### WORK REQUIRED
Reproduce the records that follow in full, excluding any picture they contain.

Stored records:
□ □ □ □ □

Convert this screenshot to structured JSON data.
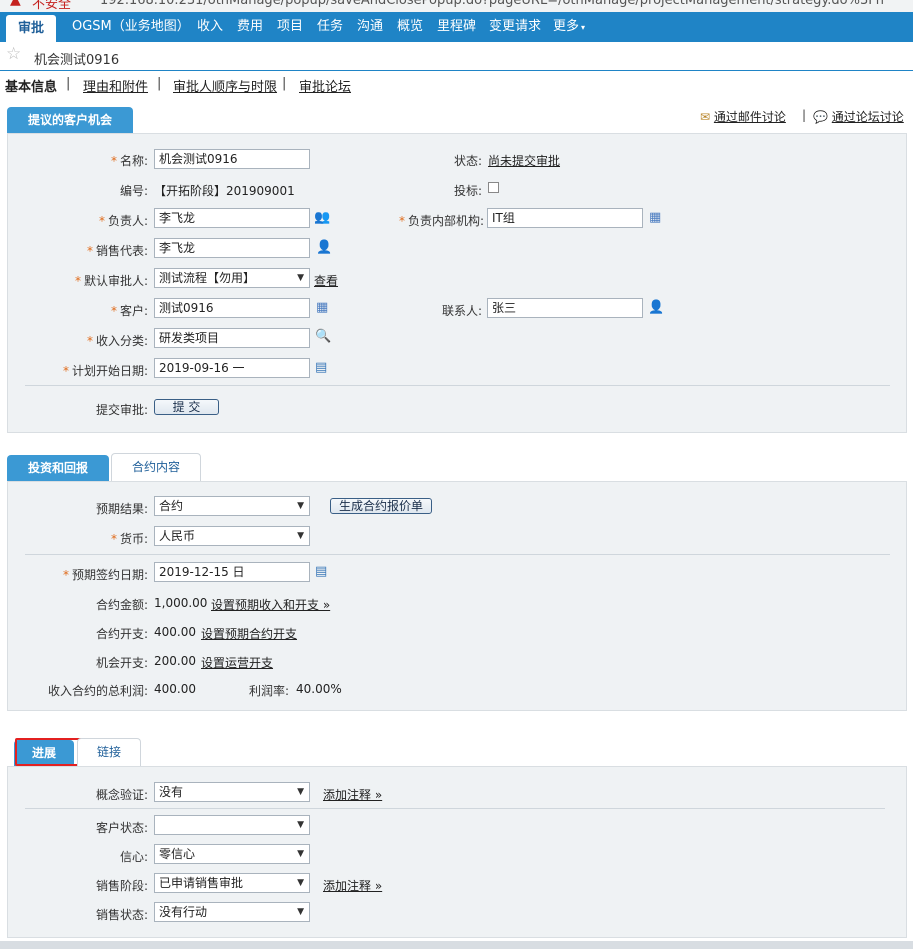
{
  "browser": {
    "insecure_label": "不安全",
    "url": "192.168.10.231/othManage/popup/saveAndClosePopup.do?pageURL=/othManage/projectManagement/strategy.do%3Fn"
  },
  "topnav": [
    "审批",
    "OGSM（业务地图）",
    "收入",
    "费用",
    "项目",
    "任务",
    "沟通",
    "概览",
    "里程碑",
    "变更请求",
    "更多"
  ],
  "page_title": "机会测试0916",
  "subnav": [
    "基本信息",
    "理由和附件",
    "审批人顺序与时限",
    "审批论坛"
  ],
  "discussion": {
    "email": "通过邮件讨论",
    "forum": "通过论坛讨论"
  },
  "opportunity": {
    "tab": "提议的客户机会",
    "name_label": "名称:",
    "name_value": "机会测试0916",
    "status_label": "状态:",
    "status_value": "尚未提交审批",
    "code_label": "编号:",
    "code_value": "【开拓阶段】201909001",
    "bid_label": "投标:",
    "owner_label": "负责人:",
    "owner_value": "李飞龙",
    "dept_label": "负责内部机构:",
    "dept_value": "IT组",
    "sales_label": "销售代表:",
    "sales_value": "李飞龙",
    "approver_label": "默认审批人:",
    "approver_value": "测试流程【勿用】",
    "approver_view": "查看",
    "customer_label": "客户:",
    "customer_value": "测试0916",
    "contact_label": "联系人:",
    "contact_value": "张三",
    "category_label": "收入分类:",
    "category_value": "研发类项目",
    "start_label": "计划开始日期:",
    "start_value": "2019-09-16 一",
    "submit_label": "提交审批:",
    "submit_button": "提 交"
  },
  "investment": {
    "tabs": [
      "投资和回报",
      "合约内容"
    ],
    "result_label": "预期结果:",
    "result_value": "合约",
    "quote_button": "生成合约报价单",
    "currency_label": "货币:",
    "currency_value": "人民币",
    "sign_label": "预期签约日期:",
    "sign_value": "2019-12-15 日",
    "amount_label": "合约金额:",
    "amount_value": "1,000.00",
    "amount_link": "设置预期收入和开支 »",
    "cost_label": "合约开支:",
    "cost_value": "400.00",
    "cost_link": "设置预期合约开支",
    "opp_cost_label": "机会开支:",
    "opp_cost_value": "200.00",
    "opp_cost_link": "设置运营开支",
    "profit_label": "收入合约的总利润:",
    "profit_value": "400.00",
    "margin_label": "利润率:",
    "margin_value": "40.00%"
  },
  "progress": {
    "tabs": [
      "进展",
      "链接"
    ],
    "poc_label": "概念验证:",
    "poc_value": "没有",
    "poc_link": "添加注释 »",
    "cust_status_label": "客户状态:",
    "cust_status_value": "",
    "confidence_label": "信心:",
    "confidence_value": "零信心",
    "stage_label": "销售阶段:",
    "stage_value": "已申请销售审批",
    "stage_link": "添加注释 »",
    "sales_status_label": "销售状态:",
    "sales_status_value": "没有行动"
  },
  "colors": {
    "nav": "#1f84c6",
    "tab": "#3b99d4",
    "panel": "#eff2f4",
    "required": "#e06b1a",
    "highlight": "#e32020"
  }
}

□ □ □ □ □

### THE RESULT
Convert this screenshot to structured JSON data.
{
  "browser": {
    "insecure_label": "不安全",
    "url": "192.168.10.231/othManage/popup/saveAndClosePopup.do?pageURL=/othManage/projectManagement/strategy.do%3Fn"
  },
  "topnav": [
    "审批",
    "OGSM（业务地图）",
    "收入",
    "费用",
    "项目",
    "任务",
    "沟通",
    "概览",
    "里程碑",
    "变更请求",
    "更多"
  ],
  "page_title": "机会测试0916",
  "subnav": [
    "基本信息",
    "理由和附件",
    "审批人顺序与时限",
    "审批论坛"
  ],
  "discussion": {
    "email": "通过邮件讨论",
    "forum": "通过论坛讨论"
  },
  "opportunity": {
    "tab": "提议的客户机会",
    "name_label": "名称:",
    "name_value": "机会测试0916",
    "status_label": "状态:",
    "status_value": "尚未提交审批",
    "code_label": "编号:",
    "code_value": "【开拓阶段】201909001",
    "bid_label": "投标:",
    "owner_label": "负责人:",
    "owner_value": "李飞龙",
    "dept_label": "负责内部机构:",
    "dept_value": "IT组",
    "sales_label": "销售代表:",
    "sales_value": "李飞龙",
    "approver_label": "默认审批人:",
    "approver_value": "测试流程【勿用】",
    "approver_view": "查看",
    "customer_label": "客户:",
    "customer_value": "测试0916",
    "contact_label": "联系人:",
    "contact_value": "张三",
    "category_label": "收入分类:",
    "category_value": "研发类项目",
    "start_label": "计划开始日期:",
    "start_value": "2019-09-16 一",
    "submit_label": "提交审批:",
    "submit_button": "提 交"
  },
  "investment": {
    "tabs": [
      "投资和回报",
      "合约内容"
    ],
    "result_label": "预期结果:",
    "result_value": "合约",
    "quote_button": "生成合约报价单",
    "currency_label": "货币:",
    "currency_value": "人民币",
    "sign_label": "预期签约日期:",
    "sign_value": "2019-12-15 日",
    "amount_label": "合约金额:",
    "amount_value": "1,000.00",
    "amount_link": "设置预期收入和开支 »",
    "cost_label": "合约开支:",
    "cost_value": "400.00",
    "cost_link": "设置预期合约开支",
    "opp_cost_label": "机会开支:",
    "opp_cost_value": "200.00",
    "opp_cost_link": "设置运营开支",
    "profit_label": "收入合约的总利润:",
    "profit_value": "400.00",
    "margin_label": "利润率:",
    "margin_value": "40.00%"
  },
  "progress": {
    "tabs": [
      "进展",
      "链接"
    ],
    "poc_label": "概念验证:",
    "poc_value": "没有",
    "poc_link": "添加注释 »",
    "cust_status_label": "客户状态:",
    "cust_status_value": "",
    "confidence_label": "信心:",
    "confidence_value": "零信心",
    "stage_label": "销售阶段:",
    "stage_value": "已申请销售审批",
    "stage_link": "添加注释 »",
    "sales_status_label": "销售状态:",
    "sales_status_value": "没有行动"
  },
  "colors": {
    "nav": "#1f84c6",
    "tab": "#3b99d4",
    "panel": "#eff2f4",
    "required": "#e06b1a",
    "highlight": "#e32020"
  }
}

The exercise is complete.